* Written request: Your task is to gather the lines below that hold the string "heading".

* Dataset records:

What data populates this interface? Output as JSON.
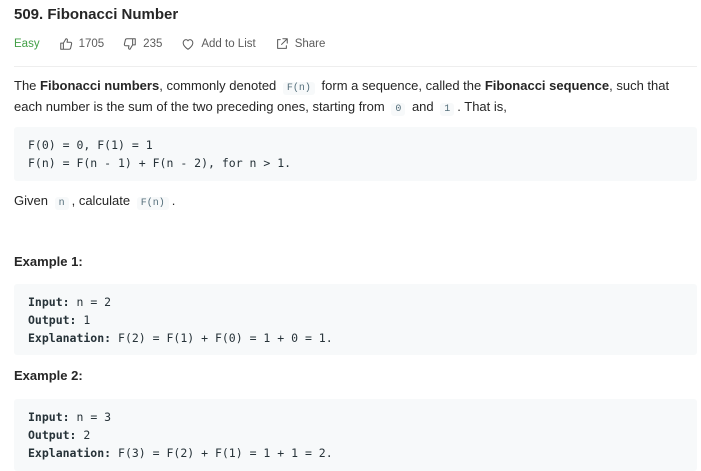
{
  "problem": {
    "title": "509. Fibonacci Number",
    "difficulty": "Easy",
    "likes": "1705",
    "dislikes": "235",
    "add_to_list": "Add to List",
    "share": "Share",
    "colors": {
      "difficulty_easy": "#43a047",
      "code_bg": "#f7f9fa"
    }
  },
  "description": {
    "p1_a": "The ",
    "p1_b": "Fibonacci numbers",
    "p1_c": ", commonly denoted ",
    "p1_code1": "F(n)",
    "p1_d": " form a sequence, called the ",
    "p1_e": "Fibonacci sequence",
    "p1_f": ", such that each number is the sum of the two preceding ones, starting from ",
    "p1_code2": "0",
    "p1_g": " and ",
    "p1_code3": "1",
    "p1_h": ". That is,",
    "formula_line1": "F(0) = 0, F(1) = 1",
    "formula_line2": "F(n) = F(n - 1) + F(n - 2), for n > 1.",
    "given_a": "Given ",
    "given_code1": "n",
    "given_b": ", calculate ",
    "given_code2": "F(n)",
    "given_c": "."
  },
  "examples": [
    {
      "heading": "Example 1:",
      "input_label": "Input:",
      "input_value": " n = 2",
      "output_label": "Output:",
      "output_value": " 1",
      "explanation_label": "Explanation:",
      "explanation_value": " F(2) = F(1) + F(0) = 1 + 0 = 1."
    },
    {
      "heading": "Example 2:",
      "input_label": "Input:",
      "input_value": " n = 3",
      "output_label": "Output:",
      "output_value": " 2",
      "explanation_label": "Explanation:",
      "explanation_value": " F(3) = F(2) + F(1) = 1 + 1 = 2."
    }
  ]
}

==

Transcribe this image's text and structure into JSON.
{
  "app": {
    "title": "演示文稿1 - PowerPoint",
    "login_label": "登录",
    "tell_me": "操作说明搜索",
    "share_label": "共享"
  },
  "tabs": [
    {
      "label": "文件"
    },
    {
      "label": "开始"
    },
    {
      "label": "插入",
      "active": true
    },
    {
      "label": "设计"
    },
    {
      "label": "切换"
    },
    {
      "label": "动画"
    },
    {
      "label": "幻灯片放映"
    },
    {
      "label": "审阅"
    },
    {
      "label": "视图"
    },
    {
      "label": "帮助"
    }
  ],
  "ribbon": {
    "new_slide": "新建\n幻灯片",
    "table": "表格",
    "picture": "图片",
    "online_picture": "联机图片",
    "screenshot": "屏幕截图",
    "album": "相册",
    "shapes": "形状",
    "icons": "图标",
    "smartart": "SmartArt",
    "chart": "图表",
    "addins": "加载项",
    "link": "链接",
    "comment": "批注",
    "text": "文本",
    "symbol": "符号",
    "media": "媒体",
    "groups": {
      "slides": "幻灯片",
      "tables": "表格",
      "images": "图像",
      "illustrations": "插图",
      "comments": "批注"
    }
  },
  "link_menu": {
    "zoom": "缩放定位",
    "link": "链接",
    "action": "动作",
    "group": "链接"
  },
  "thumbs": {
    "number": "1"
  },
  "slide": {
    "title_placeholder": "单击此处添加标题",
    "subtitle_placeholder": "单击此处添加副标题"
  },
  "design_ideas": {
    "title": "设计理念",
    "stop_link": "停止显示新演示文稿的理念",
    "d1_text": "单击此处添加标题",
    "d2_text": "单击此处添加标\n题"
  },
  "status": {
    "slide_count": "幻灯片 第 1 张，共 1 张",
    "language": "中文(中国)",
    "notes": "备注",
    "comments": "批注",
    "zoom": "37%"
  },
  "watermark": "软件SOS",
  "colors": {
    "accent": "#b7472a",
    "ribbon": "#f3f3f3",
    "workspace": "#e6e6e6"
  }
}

* Answer to the problem:
      "heading": "Example 1:",
      "heading": "Example 2:",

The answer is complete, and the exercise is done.